§ Stated goal
Write out every record in full, exactly as written, please.
══════
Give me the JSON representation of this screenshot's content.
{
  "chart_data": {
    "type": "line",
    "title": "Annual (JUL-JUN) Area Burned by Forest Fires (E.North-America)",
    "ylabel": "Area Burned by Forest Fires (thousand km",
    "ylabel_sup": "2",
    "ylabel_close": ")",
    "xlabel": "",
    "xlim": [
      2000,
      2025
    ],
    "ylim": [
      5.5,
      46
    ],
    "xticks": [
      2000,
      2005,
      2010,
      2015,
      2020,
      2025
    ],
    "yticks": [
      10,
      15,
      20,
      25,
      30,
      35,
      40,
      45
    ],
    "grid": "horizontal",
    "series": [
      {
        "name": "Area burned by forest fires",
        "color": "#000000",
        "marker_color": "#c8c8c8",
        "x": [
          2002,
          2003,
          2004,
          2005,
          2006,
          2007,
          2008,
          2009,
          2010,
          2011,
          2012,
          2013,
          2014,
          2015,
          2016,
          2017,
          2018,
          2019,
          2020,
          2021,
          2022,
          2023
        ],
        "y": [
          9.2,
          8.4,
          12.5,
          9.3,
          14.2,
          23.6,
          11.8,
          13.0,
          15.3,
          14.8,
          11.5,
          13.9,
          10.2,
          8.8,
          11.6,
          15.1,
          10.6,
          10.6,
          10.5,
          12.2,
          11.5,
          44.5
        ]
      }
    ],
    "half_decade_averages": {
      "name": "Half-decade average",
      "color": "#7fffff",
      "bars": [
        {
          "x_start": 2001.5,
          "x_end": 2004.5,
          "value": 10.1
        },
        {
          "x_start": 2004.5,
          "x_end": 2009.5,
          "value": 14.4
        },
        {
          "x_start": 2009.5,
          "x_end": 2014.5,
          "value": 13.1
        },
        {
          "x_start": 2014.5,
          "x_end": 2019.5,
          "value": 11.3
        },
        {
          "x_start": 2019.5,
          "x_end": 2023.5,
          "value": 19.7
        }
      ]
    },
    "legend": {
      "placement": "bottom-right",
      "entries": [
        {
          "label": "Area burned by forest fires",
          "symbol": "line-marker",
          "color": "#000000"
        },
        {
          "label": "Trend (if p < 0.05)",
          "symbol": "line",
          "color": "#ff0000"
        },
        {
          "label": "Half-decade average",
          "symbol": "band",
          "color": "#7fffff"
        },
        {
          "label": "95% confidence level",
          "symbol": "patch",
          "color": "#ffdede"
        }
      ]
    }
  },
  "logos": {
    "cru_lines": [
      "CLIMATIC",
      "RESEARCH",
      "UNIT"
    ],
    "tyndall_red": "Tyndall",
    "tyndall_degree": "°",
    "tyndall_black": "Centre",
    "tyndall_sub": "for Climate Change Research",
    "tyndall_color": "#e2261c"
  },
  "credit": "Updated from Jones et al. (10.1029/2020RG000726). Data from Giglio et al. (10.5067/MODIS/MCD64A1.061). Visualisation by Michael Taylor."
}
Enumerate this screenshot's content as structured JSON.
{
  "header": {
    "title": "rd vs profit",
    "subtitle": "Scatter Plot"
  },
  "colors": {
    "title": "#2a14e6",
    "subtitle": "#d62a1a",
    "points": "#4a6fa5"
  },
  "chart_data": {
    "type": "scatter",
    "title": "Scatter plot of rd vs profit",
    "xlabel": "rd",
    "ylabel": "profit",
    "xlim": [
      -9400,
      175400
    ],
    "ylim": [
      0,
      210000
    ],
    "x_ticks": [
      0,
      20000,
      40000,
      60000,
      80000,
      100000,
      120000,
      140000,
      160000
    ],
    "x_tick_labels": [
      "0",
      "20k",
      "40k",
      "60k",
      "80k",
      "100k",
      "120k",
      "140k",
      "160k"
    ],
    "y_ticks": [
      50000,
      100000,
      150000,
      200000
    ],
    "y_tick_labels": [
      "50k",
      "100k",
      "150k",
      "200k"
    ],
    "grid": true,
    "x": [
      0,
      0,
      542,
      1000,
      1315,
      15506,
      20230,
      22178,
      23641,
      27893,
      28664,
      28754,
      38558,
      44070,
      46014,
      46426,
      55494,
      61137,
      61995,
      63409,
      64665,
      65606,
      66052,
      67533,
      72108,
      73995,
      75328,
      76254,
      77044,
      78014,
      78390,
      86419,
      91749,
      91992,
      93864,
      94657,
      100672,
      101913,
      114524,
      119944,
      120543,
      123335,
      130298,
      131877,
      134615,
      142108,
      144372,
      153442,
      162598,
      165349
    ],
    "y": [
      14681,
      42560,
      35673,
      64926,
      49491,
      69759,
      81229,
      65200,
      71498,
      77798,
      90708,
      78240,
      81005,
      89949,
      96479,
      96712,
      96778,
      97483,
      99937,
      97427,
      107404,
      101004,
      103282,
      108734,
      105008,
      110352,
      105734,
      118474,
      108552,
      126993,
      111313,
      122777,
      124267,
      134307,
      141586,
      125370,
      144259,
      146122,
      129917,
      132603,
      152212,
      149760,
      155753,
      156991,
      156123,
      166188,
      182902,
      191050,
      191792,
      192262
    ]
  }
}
══════
§ Finished task
Give me the JSON representation of this screenshot's content.
{
  "chart_data": {
    "type": "line",
    "title": "Annual (JUL-JUN) Area Burned by Forest Fires (E.North-America)",
    "ylabel": "Area Burned by Forest Fires (thousand km",
    "ylabel_sup": "2",
    "ylabel_close": ")",
    "xlabel": "",
    "xlim": [
      2000,
      2025
    ],
    "ylim": [
      5.5,
      46
    ],
    "xticks": [
      2000,
      2005,
      2010,
      2015,
      2020,
      2025
    ],
    "yticks": [
      10,
      15,
      20,
      25,
      30,
      35,
      40,
      45
    ],
    "grid": "horizontal",
    "series": [
      {
        "name": "Area burned by forest fires",
        "color": "#000000",
        "marker_color": "#c8c8c8",
        "x": [
          2002,
          2003,
          2004,
          2005,
          2006,
          2007,
          2008,
          2009,
          2010,
          2011,
          2012,
          2013,
          2014,
          2015,
          2016,
          2017,
          2018,
          2019,
          2020,
          2021,
          2022,
          2023
        ],
        "y": [
          9.2,
          8.4,
          12.5,
          9.3,
          14.2,
          23.6,
          11.8,
          13.0,
          15.3,
          14.8,
          11.5,
          13.9,
          10.2,
          8.8,
          11.6,
          15.1,
          10.6,
          10.6,
          10.5,
          12.2,
          11.5,
          44.5
        ]
      }
    ],
    "half_decade_averages": {
      "name": "Half-decade average",
      "color": "#7fffff",
      "bars": [
        {
          "x_start": 2001.5,
          "x_end": 2004.5,
          "value": 10.1
        },
        {
          "x_start": 2004.5,
          "x_end": 2009.5,
          "value": 14.4
        },
        {
          "x_start": 2009.5,
          "x_end": 2014.5,
          "value": 13.1
        },
        {
          "x_start": 2014.5,
          "x_end": 2019.5,
          "value": 11.3
        },
        {
          "x_start": 2019.5,
          "x_end": 2023.5,
          "value": 19.7
        }
      ]
    },
    "legend": {
      "placement": "bottom-right",
      "entries": [
        {
          "label": "Area burned by forest fires",
          "symbol": "line-marker",
          "color": "#000000"
        },
        {
          "label": "Trend (if p < 0.05)",
          "symbol": "line",
          "color": "#ff0000"
        },
        {
          "label": "Half-decade average",
          "symbol": "band",
          "color": "#7fffff"
        },
        {
          "label": "95% confidence level",
          "symbol": "patch",
          "color": "#ffdede"
        }
      ]
    }
  },
  "logos": {
    "cru_lines": [
      "CLIMATIC",
      "RESEARCH",
      "UNIT"
    ],
    "tyndall_red": "Tyndall",
    "tyndall_degree": "°",
    "tyndall_black": "Centre",
    "tyndall_sub": "for Climate Change Research",
    "tyndall_color": "#e2261c"
  },
  "credit": "Updated from Jones et al. (10.1029/2020RG000726). Data from Giglio et al. (10.5067/MODIS/MCD64A1.061). Visualisation by Michael Taylor."
}
Enumerate this screenshot's content as structured JSON.
{
  "header": {
    "title": "rd vs profit",
    "subtitle": "Scatter Plot"
  },
  "colors": {
    "title": "#2a14e6",
    "subtitle": "#d62a1a",
    "points": "#4a6fa5"
  },
  "chart_data": {
    "type": "scatter",
    "title": "Scatter plot of rd vs profit",
    "xlabel": "rd",
    "ylabel": "profit",
    "xlim": [
      -9400,
      175400
    ],
    "ylim": [
      0,
      210000
    ],
    "x_ticks": [
      0,
      20000,
      40000,
      60000,
      80000,
      100000,
      120000,
      140000,
      160000
    ],
    "x_tick_labels": [
      "0",
      "20k",
      "40k",
      "60k",
      "80k",
      "100k",
      "120k",
      "140k",
      "160k"
    ],
    "y_ticks": [
      50000,
      100000,
      150000,
      200000
    ],
    "y_tick_labels": [
      "50k",
      "100k",
      "150k",
      "200k"
    ],
    "grid": true,
    "x": [
      0,
      0,
      542,
      1000,
      1315,
      15506,
      20230,
      22178,
      23641,
      27893,
      28664,
      28754,
      38558,
      44070,
      46014,
      46426,
      55494,
      61137,
      61995,
      63409,
      64665,
      65606,
      66052,
      67533,
      72108,
      73995,
      75328,
      76254,
      77044,
      78014,
      78390,
      86419,
      91749,
      91992,
      93864,
      94657,
      100672,
      101913,
      114524,
      119944,
      120543,
      123335,
      130298,
      131877,
      134615,
      142108,
      144372,
      153442,
      162598,
      165349
    ],
    "y": [
      14681,
      42560,
      35673,
      64926,
      49491,
      69759,
      81229,
      65200,
      71498,
      77798,
      90708,
      78240,
      81005,
      89949,
      96479,
      96712,
      96778,
      97483,
      99937,
      97427,
      107404,
      101004,
      103282,
      108734,
      105008,
      110352,
      105734,
      118474,
      108552,
      126993,
      111313,
      122777,
      124267,
      134307,
      141586,
      125370,
      144259,
      146122,
      129917,
      132603,
      152212,
      149760,
      155753,
      156991,
      156123,
      166188,
      182902,
      191050,
      191792,
      192262
    ]
  }
}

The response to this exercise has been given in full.